All records must be quoted exactly. Omit the pictures.

----- AVAILABLE DATA -----

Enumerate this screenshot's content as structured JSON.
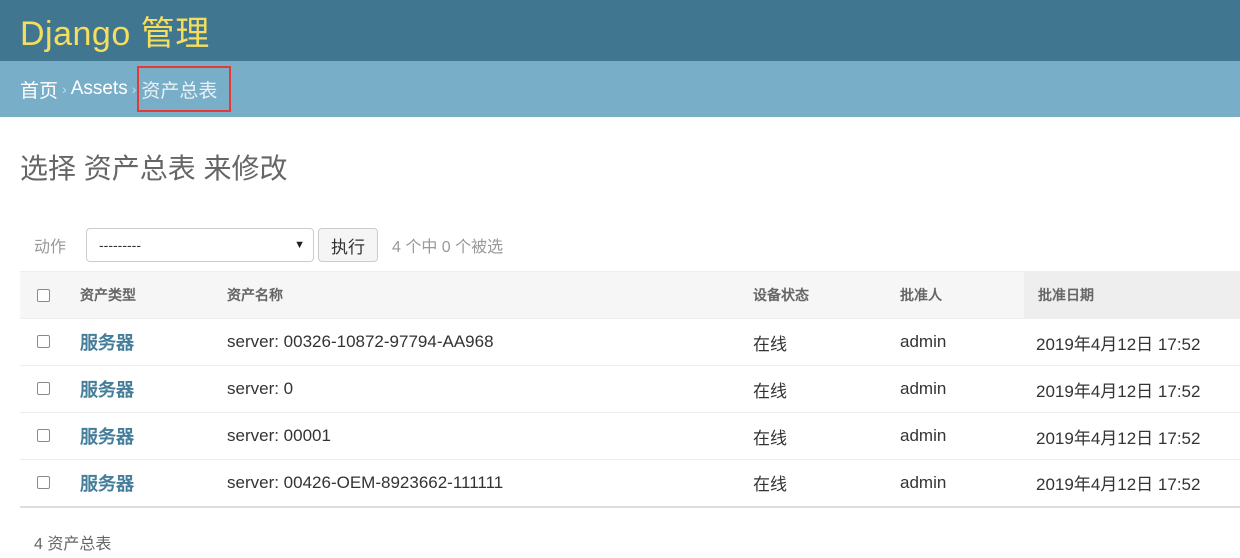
{
  "header": {
    "branding": "Django 管理"
  },
  "breadcrumbs": {
    "home": "首页",
    "separator": "›",
    "app": "Assets",
    "current": "资产总表"
  },
  "page": {
    "title": "选择 资产总表 来修改"
  },
  "actions": {
    "label": "动作",
    "select_value": "---------",
    "go_label": "执行",
    "counter": "4 个中 0 个被选"
  },
  "table": {
    "headers": {
      "type": "资产类型",
      "name": "资产名称",
      "status": "设备状态",
      "approver": "批准人",
      "date": "批准日期"
    },
    "rows": [
      {
        "type": "服务器",
        "name": "server: 00326-10872-97794-AA968",
        "status": "在线",
        "approver": "admin",
        "date": "2019年4月12日 17:52"
      },
      {
        "type": "服务器",
        "name": "server: 0",
        "status": "在线",
        "approver": "admin",
        "date": "2019年4月12日 17:52"
      },
      {
        "type": "服务器",
        "name": "server: 00001",
        "status": "在线",
        "approver": "admin",
        "date": "2019年4月12日 17:52"
      },
      {
        "type": "服务器",
        "name": "server: 00426-OEM-8923662-111111",
        "status": "在线",
        "approver": "admin",
        "date": "2019年4月12日 17:52"
      }
    ]
  },
  "paginator": {
    "text": "4 资产总表"
  },
  "colors": {
    "header_bg": "#417690",
    "branding": "#f5dd5d",
    "breadcrumbs_bg": "#79aec8",
    "link": "#447e9b",
    "highlight_border": "#e53935"
  }
}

-----

* _OUTPUT FOR THIS TASK_:
Enumerate this screenshot's content as structured JSON.
{
  "header": {
    "branding": "Django 管理"
  },
  "breadcrumbs": {
    "home": "首页",
    "separator": "›",
    "app": "Assets",
    "current": "资产总表"
  },
  "page": {
    "title": "选择 资产总表 来修改"
  },
  "actions": {
    "label": "动作",
    "select_value": "---------",
    "go_label": "执行",
    "counter": "4 个中 0 个被选"
  },
  "table": {
    "headers": {
      "type": "资产类型",
      "name": "资产名称",
      "status": "设备状态",
      "approver": "批准人",
      "date": "批准日期"
    },
    "rows": [
      {
        "type": "服务器",
        "name": "server: 00326-10872-97794-AA968",
        "status": "在线",
        "approver": "admin",
        "date": "2019年4月12日 17:52"
      },
      {
        "type": "服务器",
        "name": "server: 0",
        "status": "在线",
        "approver": "admin",
        "date": "2019年4月12日 17:52"
      },
      {
        "type": "服务器",
        "name": "server: 00001",
        "status": "在线",
        "approver": "admin",
        "date": "2019年4月12日 17:52"
      },
      {
        "type": "服务器",
        "name": "server: 00426-OEM-8923662-111111",
        "status": "在线",
        "approver": "admin",
        "date": "2019年4月12日 17:52"
      }
    ]
  },
  "paginator": {
    "text": "4 资产总表"
  },
  "colors": {
    "header_bg": "#417690",
    "branding": "#f5dd5d",
    "breadcrumbs_bg": "#79aec8",
    "link": "#447e9b",
    "highlight_border": "#e53935"
  }
}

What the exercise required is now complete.